• _GIVEN INSTRUCTION_: Word for word, retype every entry in the listing.

════════

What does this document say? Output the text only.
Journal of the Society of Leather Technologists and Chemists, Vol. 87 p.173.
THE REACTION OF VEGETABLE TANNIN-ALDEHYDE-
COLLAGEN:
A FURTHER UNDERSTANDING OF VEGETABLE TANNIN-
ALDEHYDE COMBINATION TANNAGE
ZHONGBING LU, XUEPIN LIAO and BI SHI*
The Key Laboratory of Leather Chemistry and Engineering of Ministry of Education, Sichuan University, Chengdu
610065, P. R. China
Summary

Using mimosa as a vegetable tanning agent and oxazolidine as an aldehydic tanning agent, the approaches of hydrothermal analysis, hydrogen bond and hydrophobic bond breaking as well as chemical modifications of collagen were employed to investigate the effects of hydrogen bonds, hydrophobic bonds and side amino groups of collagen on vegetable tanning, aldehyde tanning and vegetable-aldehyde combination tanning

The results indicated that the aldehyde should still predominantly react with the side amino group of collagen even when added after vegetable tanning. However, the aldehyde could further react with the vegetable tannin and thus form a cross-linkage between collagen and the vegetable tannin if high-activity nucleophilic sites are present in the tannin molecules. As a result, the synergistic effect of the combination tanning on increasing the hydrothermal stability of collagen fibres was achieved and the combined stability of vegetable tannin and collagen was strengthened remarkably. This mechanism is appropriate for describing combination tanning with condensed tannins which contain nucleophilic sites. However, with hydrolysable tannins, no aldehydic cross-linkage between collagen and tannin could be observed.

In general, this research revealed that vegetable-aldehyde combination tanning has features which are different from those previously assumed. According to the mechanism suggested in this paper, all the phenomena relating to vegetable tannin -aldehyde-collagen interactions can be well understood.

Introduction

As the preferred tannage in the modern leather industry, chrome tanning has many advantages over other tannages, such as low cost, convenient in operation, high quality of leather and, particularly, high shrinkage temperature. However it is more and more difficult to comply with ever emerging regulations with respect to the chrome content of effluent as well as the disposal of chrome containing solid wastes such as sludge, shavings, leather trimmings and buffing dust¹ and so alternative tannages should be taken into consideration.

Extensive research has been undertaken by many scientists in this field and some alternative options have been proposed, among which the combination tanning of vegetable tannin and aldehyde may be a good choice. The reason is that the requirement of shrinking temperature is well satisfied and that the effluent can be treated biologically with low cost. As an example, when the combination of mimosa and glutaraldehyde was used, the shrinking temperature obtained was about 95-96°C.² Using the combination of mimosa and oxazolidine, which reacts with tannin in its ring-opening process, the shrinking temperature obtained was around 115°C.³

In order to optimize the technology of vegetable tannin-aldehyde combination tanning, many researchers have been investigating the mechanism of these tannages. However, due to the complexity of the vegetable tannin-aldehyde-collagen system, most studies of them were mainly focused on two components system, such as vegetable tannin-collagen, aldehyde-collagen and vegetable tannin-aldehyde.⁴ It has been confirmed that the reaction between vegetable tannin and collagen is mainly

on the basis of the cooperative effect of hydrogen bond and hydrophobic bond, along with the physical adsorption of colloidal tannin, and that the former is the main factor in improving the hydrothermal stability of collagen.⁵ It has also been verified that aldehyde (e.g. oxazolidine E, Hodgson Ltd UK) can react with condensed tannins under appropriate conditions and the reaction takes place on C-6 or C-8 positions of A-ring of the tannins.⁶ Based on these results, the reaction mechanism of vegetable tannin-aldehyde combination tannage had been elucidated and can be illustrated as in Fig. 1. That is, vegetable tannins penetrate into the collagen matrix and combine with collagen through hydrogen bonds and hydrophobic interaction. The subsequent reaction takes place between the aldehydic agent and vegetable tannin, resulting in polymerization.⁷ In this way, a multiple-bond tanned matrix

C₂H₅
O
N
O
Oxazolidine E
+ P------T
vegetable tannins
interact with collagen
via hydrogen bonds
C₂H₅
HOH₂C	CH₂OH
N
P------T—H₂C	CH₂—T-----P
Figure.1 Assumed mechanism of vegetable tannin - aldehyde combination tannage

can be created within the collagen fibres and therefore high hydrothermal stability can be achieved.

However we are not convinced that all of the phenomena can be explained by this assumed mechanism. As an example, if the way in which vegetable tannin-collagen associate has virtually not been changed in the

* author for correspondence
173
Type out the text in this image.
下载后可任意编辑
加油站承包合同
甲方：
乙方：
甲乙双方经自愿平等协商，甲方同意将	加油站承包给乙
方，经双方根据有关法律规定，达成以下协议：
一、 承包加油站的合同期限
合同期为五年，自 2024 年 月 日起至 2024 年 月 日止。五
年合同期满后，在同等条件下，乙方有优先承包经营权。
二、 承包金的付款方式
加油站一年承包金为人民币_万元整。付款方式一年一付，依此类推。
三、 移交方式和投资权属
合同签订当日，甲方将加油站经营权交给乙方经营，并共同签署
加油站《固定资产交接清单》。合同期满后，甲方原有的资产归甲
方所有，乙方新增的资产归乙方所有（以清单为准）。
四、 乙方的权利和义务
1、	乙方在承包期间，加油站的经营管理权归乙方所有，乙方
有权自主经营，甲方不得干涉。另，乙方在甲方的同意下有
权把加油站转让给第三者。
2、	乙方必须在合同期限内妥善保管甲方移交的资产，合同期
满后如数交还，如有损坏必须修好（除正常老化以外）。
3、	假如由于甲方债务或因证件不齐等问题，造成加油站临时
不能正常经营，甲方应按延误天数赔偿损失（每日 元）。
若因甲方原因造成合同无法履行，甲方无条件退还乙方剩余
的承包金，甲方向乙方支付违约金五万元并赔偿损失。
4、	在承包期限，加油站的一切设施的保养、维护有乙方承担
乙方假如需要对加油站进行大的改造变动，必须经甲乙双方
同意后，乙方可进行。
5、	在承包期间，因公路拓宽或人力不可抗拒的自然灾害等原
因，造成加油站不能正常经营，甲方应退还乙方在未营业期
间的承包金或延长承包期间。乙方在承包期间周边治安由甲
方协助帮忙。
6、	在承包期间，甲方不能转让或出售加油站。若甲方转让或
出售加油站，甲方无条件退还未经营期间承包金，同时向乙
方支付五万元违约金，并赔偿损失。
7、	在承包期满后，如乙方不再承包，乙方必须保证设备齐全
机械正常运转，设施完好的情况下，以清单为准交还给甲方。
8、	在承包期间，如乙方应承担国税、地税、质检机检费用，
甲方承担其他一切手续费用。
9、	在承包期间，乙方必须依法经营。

════════

• _THE SOLUTION_:
What does this document say? Output the text only.
Journal of the Society of Leather Technologists and Chemists, Vol. 87 p.173.
THE REACTION OF VEGETABLE TANNIN-ALDEHYDE-
COLLAGEN:
A FURTHER UNDERSTANDING OF VEGETABLE TANNIN-
ALDEHYDE COMBINATION TANNAGE
ZHONGBING LU, XUEPIN LIAO and BI SHI*
The Key Laboratory of Leather Chemistry and Engineering of Ministry of Education, Sichuan University, Chengdu
610065, P. R. China
Summary

Using mimosa as a vegetable tanning agent and oxazolidine as an aldehydic tanning agent, the approaches of hydrothermal analysis, hydrogen bond and hydrophobic bond breaking as well as chemical modifications of collagen were employed to investigate the effects of hydrogen bonds, hydrophobic bonds and side amino groups of collagen on vegetable tanning, aldehyde tanning and vegetable-aldehyde combination tanning

The results indicated that the aldehyde should still predominantly react with the side amino group of collagen even when added after vegetable tanning. However, the aldehyde could further react with the vegetable tannin and thus form a cross-linkage between collagen and the vegetable tannin if high-activity nucleophilic sites are present in the tannin molecules. As a result, the synergistic effect of the combination tanning on increasing the hydrothermal stability of collagen fibres was achieved and the combined stability of vegetable tannin and collagen was strengthened remarkably. This mechanism is appropriate for describing combination tanning with condensed tannins which contain nucleophilic sites. However, with hydrolysable tannins, no aldehydic cross-linkage between collagen and tannin could be observed.

In general, this research revealed that vegetable-aldehyde combination tanning has features which are different from those previously assumed. According to the mechanism suggested in this paper, all the phenomena relating to vegetable tannin -aldehyde-collagen interactions can be well understood.

Introduction

As the preferred tannage in the modern leather industry, chrome tanning has many advantages over other tannages, such as low cost, convenient in operation, high quality of leather and, particularly, high shrinkage temperature. However it is more and more difficult to comply with ever emerging regulations with respect to the chrome content of effluent as well as the disposal of chrome containing solid wastes such as sludge, shavings, leather trimmings and buffing dust¹ and so alternative tannages should be taken into consideration.

Extensive research has been undertaken by many scientists in this field and some alternative options have been proposed, among which the combination tanning of vegetable tannin and aldehyde may be a good choice. The reason is that the requirement of shrinking temperature is well satisfied and that the effluent can be treated biologically with low cost. As an example, when the combination of mimosa and glutaraldehyde was used, the shrinking temperature obtained was about 95-96°C.² Using the combination of mimosa and oxazolidine, which reacts with tannin in its ring-opening process, the shrinking temperature obtained was around 115°C.³

In order to optimize the technology of vegetable tannin-aldehyde combination tanning, many researchers have been investigating the mechanism of these tannages. However, due to the complexity of the vegetable tannin-aldehyde-collagen system, most studies of them were mainly focused on two components system, such as vegetable tannin-collagen, aldehyde-collagen and vegetable tannin-aldehyde.⁴ It has been confirmed that the reaction between vegetable tannin and collagen is mainly

on the basis of the cooperative effect of hydrogen bond and hydrophobic bond, along with the physical adsorption of colloidal tannin, and that the former is the main factor in improving the hydrothermal stability of collagen.⁵ It has also been verified that aldehyde (e.g. oxazolidine E, Hodgson Ltd UK) can react with condensed tannins under appropriate conditions and the reaction takes place on C-6 or C-8 positions of A-ring of the tannins.⁶ Based on these results, the reaction mechanism of vegetable tannin-aldehyde combination tannage had been elucidated and can be illustrated as in Fig. 1. That is, vegetable tannins penetrate into the collagen matrix and combine with collagen through hydrogen bonds and hydrophobic interaction. The subsequent reaction takes place between the aldehydic agent and vegetable tannin, resulting in polymerization.⁷ In this way, a multiple-bond tanned matrix

C₂H₅
O
N
O
Oxazolidine E
+ P------T
vegetable tannins
interact with collagen
via hydrogen bonds
C₂H₅
HOH₂C	CH₂OH
N
P------T—H₂C	CH₂—T-----P
Figure.1 Assumed mechanism of vegetable tannin - aldehyde combination tannage

can be created within the collagen fibres and therefore high hydrothermal stability can be achieved.

However we are not convinced that all of the phenomena can be explained by this assumed mechanism. As an example, if the way in which vegetable tannin-collagen associate has virtually not been changed in the

* author for correspondence
173
Type out the text in this image.
下载后可任意编辑
加油站承包合同
甲方：
乙方：
甲乙双方经自愿平等协商，甲方同意将	加油站承包给乙
方，经双方根据有关法律规定，达成以下协议：
一、 承包加油站的合同期限
合同期为五年，自 2024 年 月 日起至 2024 年 月 日止。五
年合同期满后，在同等条件下，乙方有优先承包经营权。
二、 承包金的付款方式
加油站一年承包金为人民币_万元整。付款方式一年一付，依此类推。
三、 移交方式和投资权属
合同签订当日，甲方将加油站经营权交给乙方经营，并共同签署
加油站《固定资产交接清单》。合同期满后，甲方原有的资产归甲
方所有，乙方新增的资产归乙方所有（以清单为准）。
四、 乙方的权利和义务
1、	乙方在承包期间，加油站的经营管理权归乙方所有，乙方
有权自主经营，甲方不得干涉。另，乙方在甲方的同意下有
权把加油站转让给第三者。
2、	乙方必须在合同期限内妥善保管甲方移交的资产，合同期
满后如数交还，如有损坏必须修好（除正常老化以外）。
3、	假如由于甲方债务或因证件不齐等问题，造成加油站临时
不能正常经营，甲方应按延误天数赔偿损失（每日 元）。
若因甲方原因造成合同无法履行，甲方无条件退还乙方剩余
的承包金，甲方向乙方支付违约金五万元并赔偿损失。
4、	在承包期限，加油站的一切设施的保养、维护有乙方承担
乙方假如需要对加油站进行大的改造变动，必须经甲乙双方
同意后，乙方可进行。
5、	在承包期间，因公路拓宽或人力不可抗拒的自然灾害等原
因，造成加油站不能正常经营，甲方应退还乙方在未营业期
间的承包金或延长承包期间。乙方在承包期间周边治安由甲
方协助帮忙。
6、	在承包期间，甲方不能转让或出售加油站。若甲方转让或
出售加油站，甲方无条件退还未经营期间承包金，同时向乙
方支付五万元违约金，并赔偿损失。
7、	在承包期满后，如乙方不再承包，乙方必须保证设备齐全
机械正常运转，设施完好的情况下，以清单为准交还给甲方。
8、	在承包期间，如乙方应承担国税、地税、质检机检费用，
甲方承担其他一切手续费用。
9、	在承包期间，乙方必须依法经营。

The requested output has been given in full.